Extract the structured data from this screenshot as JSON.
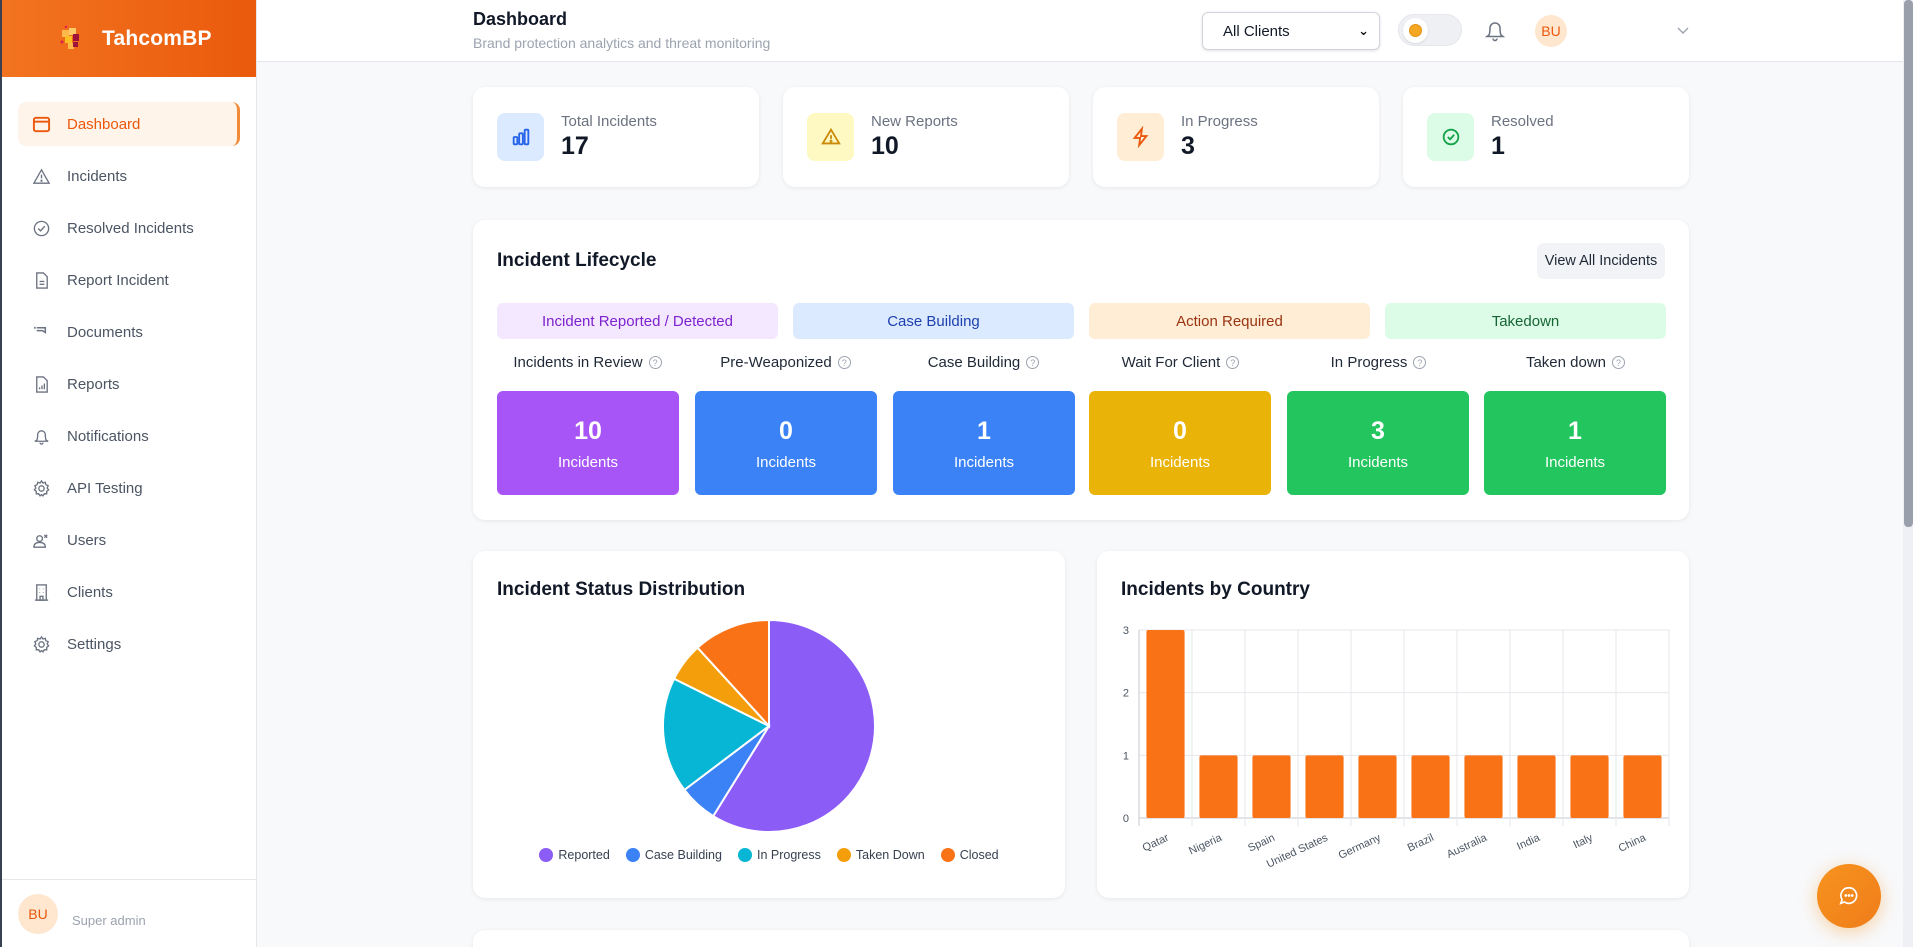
{
  "app": {
    "brand": "TahcomBP"
  },
  "sidebar": {
    "items": [
      {
        "label": "Dashboard",
        "icon": "dashboard-icon",
        "active": true
      },
      {
        "label": "Incidents",
        "icon": "alert-triangle-icon"
      },
      {
        "label": "Resolved Incidents",
        "icon": "check-circle-icon"
      },
      {
        "label": "Report Incident",
        "icon": "file-text-icon"
      },
      {
        "label": "Documents",
        "icon": "documents-icon"
      },
      {
        "label": "Reports",
        "icon": "report-chart-icon"
      },
      {
        "label": "Notifications",
        "icon": "bell-icon"
      },
      {
        "label": "API Testing",
        "icon": "gear-icon"
      },
      {
        "label": "Users",
        "icon": "users-icon"
      },
      {
        "label": "Clients",
        "icon": "building-icon"
      },
      {
        "label": "Settings",
        "icon": "settings-icon"
      }
    ],
    "user": {
      "initials": "BU",
      "role": "Super admin"
    }
  },
  "header": {
    "title": "Dashboard",
    "subtitle": "Brand protection analytics and threat monitoring",
    "client_filter": "All Clients",
    "user_initials": "BU"
  },
  "stats": [
    {
      "label": "Total Incidents",
      "value": "17",
      "icon": "bar-chart-icon",
      "color": "#2563eb",
      "bg": "#dbeafe"
    },
    {
      "label": "New Reports",
      "value": "10",
      "icon": "warning-icon",
      "color": "#ca8a04",
      "bg": "#fef9c3"
    },
    {
      "label": "In Progress",
      "value": "3",
      "icon": "lightning-icon",
      "color": "#ea580c",
      "bg": "#ffedd5"
    },
    {
      "label": "Resolved",
      "value": "1",
      "icon": "check-circle-icon",
      "color": "#16a34a",
      "bg": "#dcfce7"
    }
  ],
  "lifecycle": {
    "title": "Incident Lifecycle",
    "view_all_label": "View All Incidents",
    "phases": [
      {
        "label": "Incident Reported / Detected",
        "bg": "#f3e8ff",
        "color": "#7e22ce"
      },
      {
        "label": "Case Building",
        "bg": "#dbeafe",
        "color": "#1e40af"
      },
      {
        "label": "Action Required",
        "bg": "#ffedd5",
        "color": "#9a3412"
      },
      {
        "label": "Takedown",
        "bg": "#dcfce7",
        "color": "#166534"
      }
    ],
    "stages": [
      {
        "label": "Incidents in Review",
        "count": "10",
        "unit": "Incidents",
        "color": "#a855f7"
      },
      {
        "label": "Pre-Weaponized",
        "count": "0",
        "unit": "Incidents",
        "color": "#3b82f6"
      },
      {
        "label": "Case Building",
        "count": "1",
        "unit": "Incidents",
        "color": "#3b82f6"
      },
      {
        "label": "Wait For Client",
        "count": "0",
        "unit": "Incidents",
        "color": "#eab308"
      },
      {
        "label": "In Progress",
        "count": "3",
        "unit": "Incidents",
        "color": "#22c55e"
      },
      {
        "label": "Taken down",
        "count": "1",
        "unit": "Incidents",
        "color": "#22c55e"
      }
    ]
  },
  "chart_data": [
    {
      "type": "pie",
      "title": "Incident Status Distribution",
      "categories": [
        "Reported",
        "Case Building",
        "In Progress",
        "Taken Down",
        "Closed"
      ],
      "values": [
        10,
        1,
        3,
        1,
        2
      ],
      "colors": [
        "#8b5cf6",
        "#3b82f6",
        "#06b6d4",
        "#f59e0b",
        "#f97316"
      ],
      "legend": "bottom"
    },
    {
      "type": "bar",
      "title": "Incidents by Country",
      "categories": [
        "Qatar",
        "Nigeria",
        "Spain",
        "United States",
        "Germany",
        "Brazil",
        "Australia",
        "India",
        "Italy",
        "China"
      ],
      "values": [
        3,
        1,
        1,
        1,
        1,
        1,
        1,
        1,
        1,
        1
      ],
      "yticks": [
        0,
        1,
        2,
        3
      ],
      "ylim": [
        0,
        3
      ],
      "grid": true,
      "color": "#f97316",
      "xlabel": "",
      "ylabel": ""
    }
  ]
}
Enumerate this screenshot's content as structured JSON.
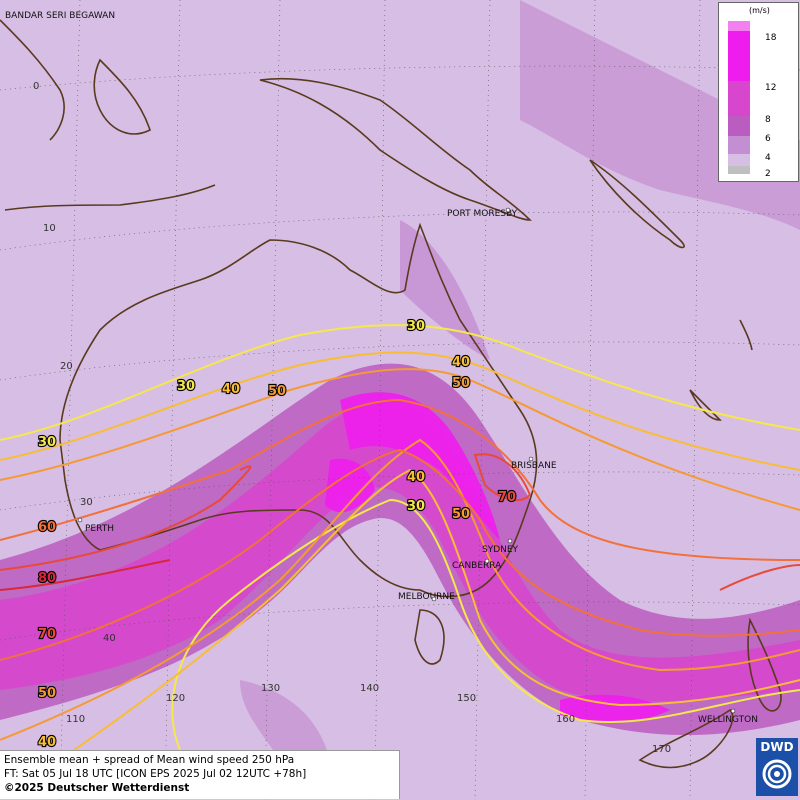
{
  "legend": {
    "unit": "(m/s)",
    "ticks": [
      "18",
      "12",
      "8",
      "6",
      "4",
      "2"
    ],
    "colors": [
      "#f47ff0",
      "#ee1ded",
      "#d746cc",
      "#bb5cc0",
      "#c48fd2",
      "#d7bee4",
      "#bfbfbf"
    ]
  },
  "places": {
    "bandar": "BANDAR SERI BEGAWAN",
    "port_moresby": "PORT MORESBY",
    "brisbane": "BRISBANE",
    "perth": "PERTH",
    "sydney": "SYDNEY",
    "canberra": "CANBERRA",
    "melbourne": "MELBOURNE",
    "wellington": "WELLINGTON"
  },
  "grid_labels": {
    "lat_0": "0",
    "lat_10": "10",
    "lat_20": "20",
    "lat_30": "30",
    "lat_40": "40",
    "lon_110": "110",
    "lon_120": "120",
    "lon_130": "130",
    "lon_140": "140",
    "lon_150": "150",
    "lon_160": "160",
    "lon_170": "170"
  },
  "contours": {
    "c30": "30",
    "c40": "40",
    "c50": "50",
    "c60": "60",
    "c70": "70",
    "c80": "80"
  },
  "contour_colors": {
    "c30": "#f5e84a",
    "c40": "#f8bd35",
    "c50": "#f59a33",
    "c60": "#f2703a",
    "c70": "#e84a3a",
    "c80": "#d8283a"
  },
  "footer": {
    "line1": "Ensemble mean + spread of Mean wind speed 250 hPa",
    "line2": "FT: Sat 05 Jul 18 UTC [ICON EPS 2025 Jul 02 12UTC +78h]",
    "line3": "©2025 Deutscher Wetterdienst"
  },
  "logo": {
    "text": "DWD"
  }
}
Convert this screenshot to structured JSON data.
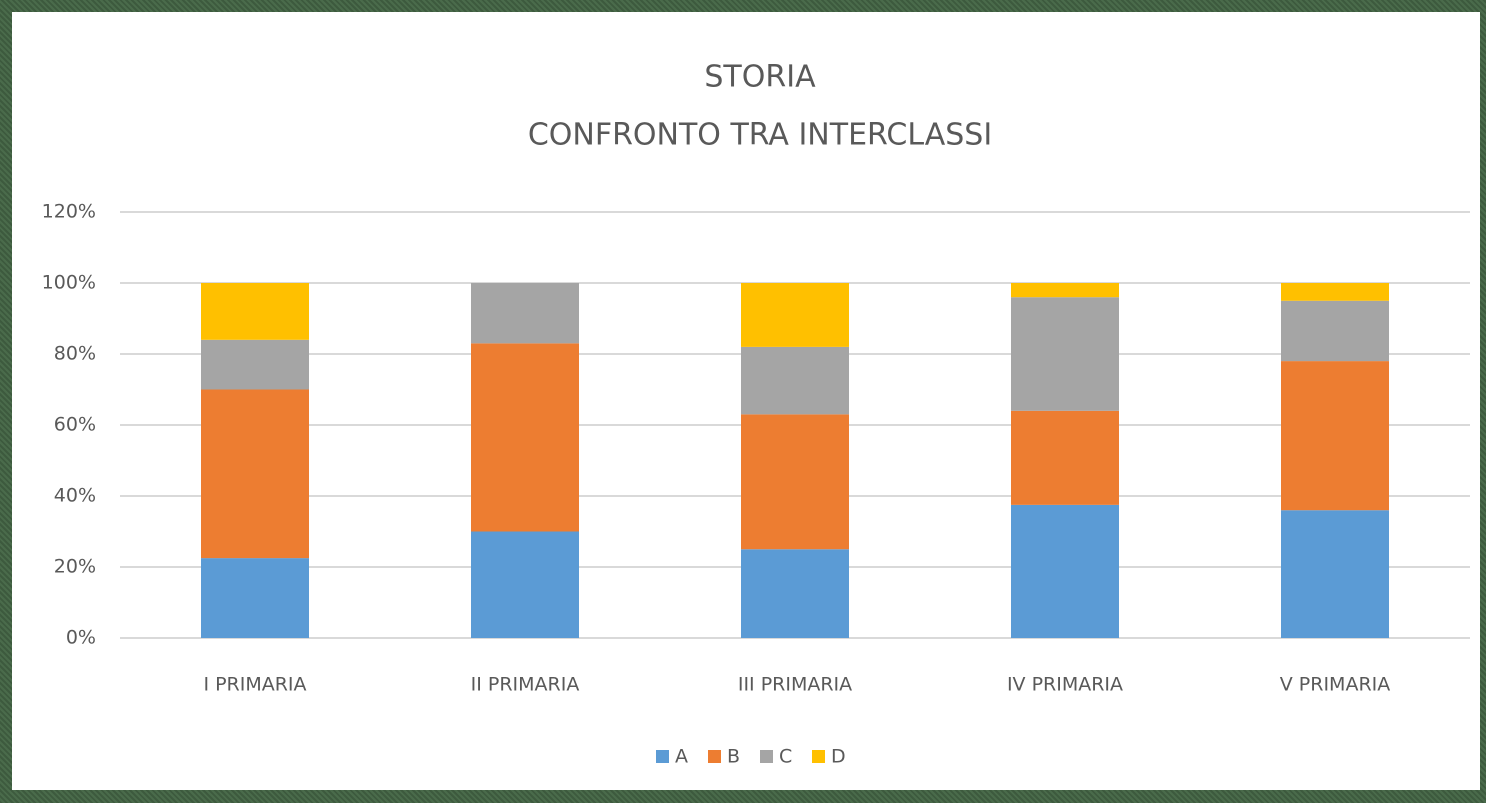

What needs to be done
Every entry above needs to be retyped exactly; drop the pictures.

Answer to this problem
Extract the structured data from this screenshot as JSON.
{
  "app": {
    "brand": "TahcomBP"
  },
  "sidebar": {
    "items": [
      {
        "label": "Dashboard",
        "icon": "dashboard-icon",
        "active": true
      },
      {
        "label": "Incidents",
        "icon": "alert-triangle-icon"
      },
      {
        "label": "Resolved Incidents",
        "icon": "check-circle-icon"
      },
      {
        "label": "Report Incident",
        "icon": "file-text-icon"
      },
      {
        "label": "Documents",
        "icon": "documents-icon"
      },
      {
        "label": "Reports",
        "icon": "report-chart-icon"
      },
      {
        "label": "Notifications",
        "icon": "bell-icon"
      },
      {
        "label": "API Testing",
        "icon": "gear-icon"
      },
      {
        "label": "Users",
        "icon": "users-icon"
      },
      {
        "label": "Clients",
        "icon": "building-icon"
      },
      {
        "label": "Settings",
        "icon": "settings-icon"
      }
    ],
    "user": {
      "initials": "BU",
      "role": "Super admin"
    }
  },
  "header": {
    "title": "Dashboard",
    "subtitle": "Brand protection analytics and threat monitoring",
    "client_filter": "All Clients",
    "user_initials": "BU"
  },
  "stats": [
    {
      "label": "Total Incidents",
      "value": "17",
      "icon": "bar-chart-icon",
      "color": "#2563eb",
      "bg": "#dbeafe"
    },
    {
      "label": "New Reports",
      "value": "10",
      "icon": "warning-icon",
      "color": "#ca8a04",
      "bg": "#fef9c3"
    },
    {
      "label": "In Progress",
      "value": "3",
      "icon": "lightning-icon",
      "color": "#ea580c",
      "bg": "#ffedd5"
    },
    {
      "label": "Resolved",
      "value": "1",
      "icon": "check-circle-icon",
      "color": "#16a34a",
      "bg": "#dcfce7"
    }
  ],
  "lifecycle": {
    "title": "Incident Lifecycle",
    "view_all_label": "View All Incidents",
    "phases": [
      {
        "label": "Incident Reported / Detected",
        "bg": "#f3e8ff",
        "color": "#7e22ce"
      },
      {
        "label": "Case Building",
        "bg": "#dbeafe",
        "color": "#1e40af"
      },
      {
        "label": "Action Required",
        "bg": "#ffedd5",
        "color": "#9a3412"
      },
      {
        "label": "Takedown",
        "bg": "#dcfce7",
        "color": "#166534"
      }
    ],
    "stages": [
      {
        "label": "Incidents in Review",
        "count": "10",
        "unit": "Incidents",
        "color": "#a855f7"
      },
      {
        "label": "Pre-Weaponized",
        "count": "0",
        "unit": "Incidents",
        "color": "#3b82f6"
      },
      {
        "label": "Case Building",
        "count": "1",
        "unit": "Incidents",
        "color": "#3b82f6"
      },
      {
        "label": "Wait For Client",
        "count": "0",
        "unit": "Incidents",
        "color": "#eab308"
      },
      {
        "label": "In Progress",
        "count": "3",
        "unit": "Incidents",
        "color": "#22c55e"
      },
      {
        "label": "Taken down",
        "count": "1",
        "unit": "Incidents",
        "color": "#22c55e"
      }
    ]
  },
  "chart_data": [
    {
      "type": "pie",
      "title": "Incident Status Distribution",
      "categories": [
        "Reported",
        "Case Building",
        "In Progress",
        "Taken Down",
        "Closed"
      ],
      "values": [
        10,
        1,
        3,
        1,
        2
      ],
      "colors": [
        "#8b5cf6",
        "#3b82f6",
        "#06b6d4",
        "#f59e0b",
        "#f97316"
      ],
      "legend": "bottom"
    },
    {
      "type": "bar",
      "title": "Incidents by Country",
      "categories": [
        "Qatar",
        "Nigeria",
        "Spain",
        "United States",
        "Germany",
        "Brazil",
        "Australia",
        "India",
        "Italy",
        "China"
      ],
      "values": [
        3,
        1,
        1,
        1,
        1,
        1,
        1,
        1,
        1,
        1
      ],
      "yticks": [
        0,
        1,
        2,
        3
      ],
      "ylim": [
        0,
        3
      ],
      "grid": true,
      "color": "#f97316",
      "xlabel": "",
      "ylabel": ""
    }
  ]
}
Enumerate this screenshot's content as structured JSON.
{
  "legend": {
    "unit": "(m/s)",
    "ticks": [
      "18",
      "12",
      "8",
      "6",
      "4",
      "2"
    ],
    "colors": [
      "#f47ff0",
      "#ee1ded",
      "#d746cc",
      "#bb5cc0",
      "#c48fd2",
      "#d7bee4",
      "#bfbfbf"
    ]
  },
  "places": {
    "bandar": "BANDAR SERI BEGAWAN",
    "port_moresby": "PORT MORESBY",
    "brisbane": "BRISBANE",
    "perth": "PERTH",
    "sydney": "SYDNEY",
    "canberra": "CANBERRA",
    "melbourne": "MELBOURNE",
    "wellington": "WELLINGTON"
  },
  "grid_labels": {
    "lat_0": "0",
    "lat_10": "10",
    "lat_20": "20",
    "lat_30": "30",
    "lat_40": "40",
    "lon_110": "110",
    "lon_120": "120",
    "lon_130": "130",
    "lon_140": "140",
    "lon_150": "150",
    "lon_160": "160",
    "lon_170": "170"
  },
  "contours": {
    "c30": "30",
    "c40": "40",
    "c50": "50",
    "c60": "60",
    "c70": "70",
    "c80": "80"
  },
  "contour_colors": {
    "c30": "#f5e84a",
    "c40": "#f8bd35",
    "c50": "#f59a33",
    "c60": "#f2703a",
    "c70": "#e84a3a",
    "c80": "#d8283a"
  },
  "footer": {
    "line1": "Ensemble mean + spread of Mean wind speed 250 hPa",
    "line2": "FT: Sat 05 Jul 18 UTC [ICON EPS 2025 Jul 02 12UTC +78h]",
    "line3": "©2025 Deutscher Wetterdienst"
  },
  "logo": {
    "text": "DWD"
  }
}
Convert this screenshot to structured JSON data.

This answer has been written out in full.